■ Problem to solve ■
Copy each line exactly. Leave nothing out.

■ Data shown ■
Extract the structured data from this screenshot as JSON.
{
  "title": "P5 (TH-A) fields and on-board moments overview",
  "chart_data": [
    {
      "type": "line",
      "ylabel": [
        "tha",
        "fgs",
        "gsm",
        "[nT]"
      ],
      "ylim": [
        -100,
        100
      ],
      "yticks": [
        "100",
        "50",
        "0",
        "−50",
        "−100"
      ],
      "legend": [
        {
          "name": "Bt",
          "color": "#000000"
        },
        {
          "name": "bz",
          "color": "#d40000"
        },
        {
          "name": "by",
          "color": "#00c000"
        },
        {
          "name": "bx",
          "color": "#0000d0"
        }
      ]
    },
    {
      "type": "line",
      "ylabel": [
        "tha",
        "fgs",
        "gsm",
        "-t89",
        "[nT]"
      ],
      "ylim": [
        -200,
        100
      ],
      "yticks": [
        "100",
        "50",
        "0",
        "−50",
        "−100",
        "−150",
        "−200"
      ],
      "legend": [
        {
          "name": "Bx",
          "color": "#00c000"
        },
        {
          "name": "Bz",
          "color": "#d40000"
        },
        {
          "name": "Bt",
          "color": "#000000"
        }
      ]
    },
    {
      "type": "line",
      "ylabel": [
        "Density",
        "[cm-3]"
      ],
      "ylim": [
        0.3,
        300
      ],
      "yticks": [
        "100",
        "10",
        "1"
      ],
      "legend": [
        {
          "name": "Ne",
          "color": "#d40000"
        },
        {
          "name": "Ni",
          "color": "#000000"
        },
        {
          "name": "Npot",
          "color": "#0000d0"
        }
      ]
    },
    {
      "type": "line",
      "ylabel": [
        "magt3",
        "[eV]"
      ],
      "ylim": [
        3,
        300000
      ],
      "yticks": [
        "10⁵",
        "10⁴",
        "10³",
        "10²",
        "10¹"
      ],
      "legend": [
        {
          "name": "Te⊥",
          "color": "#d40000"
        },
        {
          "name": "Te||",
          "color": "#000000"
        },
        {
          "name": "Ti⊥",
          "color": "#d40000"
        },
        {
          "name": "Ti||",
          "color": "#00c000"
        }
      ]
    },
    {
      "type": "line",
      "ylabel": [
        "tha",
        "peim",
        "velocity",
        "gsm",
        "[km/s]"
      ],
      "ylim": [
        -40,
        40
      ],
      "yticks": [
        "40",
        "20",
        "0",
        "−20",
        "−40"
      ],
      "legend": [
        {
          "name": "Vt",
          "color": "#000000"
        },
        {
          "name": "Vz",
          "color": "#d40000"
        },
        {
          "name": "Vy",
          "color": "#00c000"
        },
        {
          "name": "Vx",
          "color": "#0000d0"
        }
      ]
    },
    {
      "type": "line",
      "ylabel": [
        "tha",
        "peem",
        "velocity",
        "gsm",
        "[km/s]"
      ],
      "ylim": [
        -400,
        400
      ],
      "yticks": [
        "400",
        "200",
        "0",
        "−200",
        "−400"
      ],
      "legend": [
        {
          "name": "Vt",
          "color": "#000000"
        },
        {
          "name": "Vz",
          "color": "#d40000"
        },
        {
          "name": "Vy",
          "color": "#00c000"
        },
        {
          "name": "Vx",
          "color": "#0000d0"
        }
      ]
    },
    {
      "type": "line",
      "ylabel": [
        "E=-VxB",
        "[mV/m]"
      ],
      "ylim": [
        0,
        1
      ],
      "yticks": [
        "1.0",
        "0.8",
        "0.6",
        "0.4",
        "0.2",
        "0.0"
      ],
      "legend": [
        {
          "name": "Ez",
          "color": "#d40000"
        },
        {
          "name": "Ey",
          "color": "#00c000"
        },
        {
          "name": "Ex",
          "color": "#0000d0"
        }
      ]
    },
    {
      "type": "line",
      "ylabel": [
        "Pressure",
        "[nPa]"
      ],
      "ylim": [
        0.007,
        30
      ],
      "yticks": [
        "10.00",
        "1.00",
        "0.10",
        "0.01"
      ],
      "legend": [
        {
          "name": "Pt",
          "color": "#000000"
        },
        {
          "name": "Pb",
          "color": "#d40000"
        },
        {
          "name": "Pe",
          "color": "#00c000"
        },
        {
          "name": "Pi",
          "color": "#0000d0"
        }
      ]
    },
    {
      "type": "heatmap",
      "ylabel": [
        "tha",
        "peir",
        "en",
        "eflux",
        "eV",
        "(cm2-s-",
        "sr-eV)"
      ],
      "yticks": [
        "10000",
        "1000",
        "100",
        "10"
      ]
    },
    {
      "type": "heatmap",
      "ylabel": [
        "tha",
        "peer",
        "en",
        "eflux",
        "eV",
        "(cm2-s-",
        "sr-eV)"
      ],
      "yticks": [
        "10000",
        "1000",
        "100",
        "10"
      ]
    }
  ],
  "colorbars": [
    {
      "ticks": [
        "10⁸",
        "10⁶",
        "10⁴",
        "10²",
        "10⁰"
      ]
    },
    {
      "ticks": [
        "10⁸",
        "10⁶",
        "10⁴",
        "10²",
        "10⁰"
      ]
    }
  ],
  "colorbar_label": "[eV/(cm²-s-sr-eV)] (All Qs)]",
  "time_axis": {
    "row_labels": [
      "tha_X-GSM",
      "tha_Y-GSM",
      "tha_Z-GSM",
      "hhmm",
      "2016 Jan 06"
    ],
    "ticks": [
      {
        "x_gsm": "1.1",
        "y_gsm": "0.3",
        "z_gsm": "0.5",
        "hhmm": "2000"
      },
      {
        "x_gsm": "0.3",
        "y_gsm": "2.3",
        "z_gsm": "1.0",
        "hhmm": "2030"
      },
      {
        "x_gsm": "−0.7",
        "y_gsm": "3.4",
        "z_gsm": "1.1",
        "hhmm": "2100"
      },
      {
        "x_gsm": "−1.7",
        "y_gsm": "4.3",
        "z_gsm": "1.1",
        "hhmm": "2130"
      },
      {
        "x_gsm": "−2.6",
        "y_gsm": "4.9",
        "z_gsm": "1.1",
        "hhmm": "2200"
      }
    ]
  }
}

■ Task result ■
Extract the structured data from this screenshot as JSON.
{
  "title": "P5 (TH-A) fields and on-board moments overview",
  "chart_data": [
    {
      "type": "line",
      "ylabel": [
        "tha",
        "fgs",
        "gsm",
        "[nT]"
      ],
      "ylim": [
        -100,
        100
      ],
      "yticks": [
        "100",
        "50",
        "0",
        "−50",
        "−100"
      ],
      "legend": [
        {
          "name": "Bt",
          "color": "#000000"
        },
        {
          "name": "bz",
          "color": "#d40000"
        },
        {
          "name": "by",
          "color": "#00c000"
        },
        {
          "name": "bx",
          "color": "#0000d0"
        }
      ]
    },
    {
      "type": "line",
      "ylabel": [
        "tha",
        "fgs",
        "gsm",
        "-t89",
        "[nT]"
      ],
      "ylim": [
        -200,
        100
      ],
      "yticks": [
        "100",
        "50",
        "0",
        "−50",
        "−100",
        "−150",
        "−200"
      ],
      "legend": [
        {
          "name": "Bx",
          "color": "#00c000"
        },
        {
          "name": "Bz",
          "color": "#d40000"
        },
        {
          "name": "Bt",
          "color": "#000000"
        }
      ]
    },
    {
      "type": "line",
      "ylabel": [
        "Density",
        "[cm-3]"
      ],
      "ylim": [
        0.3,
        300
      ],
      "yticks": [
        "100",
        "10",
        "1"
      ],
      "legend": [
        {
          "name": "Ne",
          "color": "#d40000"
        },
        {
          "name": "Ni",
          "color": "#000000"
        },
        {
          "name": "Npot",
          "color": "#0000d0"
        }
      ]
    },
    {
      "type": "line",
      "ylabel": [
        "magt3",
        "[eV]"
      ],
      "ylim": [
        3,
        300000
      ],
      "yticks": [
        "10⁵",
        "10⁴",
        "10³",
        "10²",
        "10¹"
      ],
      "legend": [
        {
          "name": "Te⊥",
          "color": "#d40000"
        },
        {
          "name": "Te||",
          "color": "#000000"
        },
        {
          "name": "Ti⊥",
          "color": "#d40000"
        },
        {
          "name": "Ti||",
          "color": "#00c000"
        }
      ]
    },
    {
      "type": "line",
      "ylabel": [
        "tha",
        "peim",
        "velocity",
        "gsm",
        "[km/s]"
      ],
      "ylim": [
        -40,
        40
      ],
      "yticks": [
        "40",
        "20",
        "0",
        "−20",
        "−40"
      ],
      "legend": [
        {
          "name": "Vt",
          "color": "#000000"
        },
        {
          "name": "Vz",
          "color": "#d40000"
        },
        {
          "name": "Vy",
          "color": "#00c000"
        },
        {
          "name": "Vx",
          "color": "#0000d0"
        }
      ]
    },
    {
      "type": "line",
      "ylabel": [
        "tha",
        "peem",
        "velocity",
        "gsm",
        "[km/s]"
      ],
      "ylim": [
        -400,
        400
      ],
      "yticks": [
        "400",
        "200",
        "0",
        "−200",
        "−400"
      ],
      "legend": [
        {
          "name": "Vt",
          "color": "#000000"
        },
        {
          "name": "Vz",
          "color": "#d40000"
        },
        {
          "name": "Vy",
          "color": "#00c000"
        },
        {
          "name": "Vx",
          "color": "#0000d0"
        }
      ]
    },
    {
      "type": "line",
      "ylabel": [
        "E=-VxB",
        "[mV/m]"
      ],
      "ylim": [
        0,
        1
      ],
      "yticks": [
        "1.0",
        "0.8",
        "0.6",
        "0.4",
        "0.2",
        "0.0"
      ],
      "legend": [
        {
          "name": "Ez",
          "color": "#d40000"
        },
        {
          "name": "Ey",
          "color": "#00c000"
        },
        {
          "name": "Ex",
          "color": "#0000d0"
        }
      ]
    },
    {
      "type": "line",
      "ylabel": [
        "Pressure",
        "[nPa]"
      ],
      "ylim": [
        0.007,
        30
      ],
      "yticks": [
        "10.00",
        "1.00",
        "0.10",
        "0.01"
      ],
      "legend": [
        {
          "name": "Pt",
          "color": "#000000"
        },
        {
          "name": "Pb",
          "color": "#d40000"
        },
        {
          "name": "Pe",
          "color": "#00c000"
        },
        {
          "name": "Pi",
          "color": "#0000d0"
        }
      ]
    },
    {
      "type": "heatmap",
      "ylabel": [
        "tha",
        "peir",
        "en",
        "eflux",
        "eV",
        "(cm2-s-",
        "sr-eV)"
      ],
      "yticks": [
        "10000",
        "1000",
        "100",
        "10"
      ]
    },
    {
      "type": "heatmap",
      "ylabel": [
        "tha",
        "peer",
        "en",
        "eflux",
        "eV",
        "(cm2-s-",
        "sr-eV)"
      ],
      "yticks": [
        "10000",
        "1000",
        "100",
        "10"
      ]
    }
  ],
  "colorbars": [
    {
      "ticks": [
        "10⁸",
        "10⁶",
        "10⁴",
        "10²",
        "10⁰"
      ]
    },
    {
      "ticks": [
        "10⁸",
        "10⁶",
        "10⁴",
        "10²",
        "10⁰"
      ]
    }
  ],
  "colorbar_label": "[eV/(cm²-s-sr-eV)] (All Qs)]",
  "time_axis": {
    "row_labels": [
      "tha_X-GSM",
      "tha_Y-GSM",
      "tha_Z-GSM",
      "hhmm",
      "2016 Jan 06"
    ],
    "ticks": [
      {
        "x_gsm": "1.1",
        "y_gsm": "0.3",
        "z_gsm": "0.5",
        "hhmm": "2000"
      },
      {
        "x_gsm": "0.3",
        "y_gsm": "2.3",
        "z_gsm": "1.0",
        "hhmm": "2030"
      },
      {
        "x_gsm": "−0.7",
        "y_gsm": "3.4",
        "z_gsm": "1.1",
        "hhmm": "2100"
      },
      {
        "x_gsm": "−1.7",
        "y_gsm": "4.3",
        "z_gsm": "1.1",
        "hhmm": "2130"
      },
      {
        "x_gsm": "−2.6",
        "y_gsm": "4.9",
        "z_gsm": "1.1",
        "hhmm": "2200"
      }
    ]
  }
}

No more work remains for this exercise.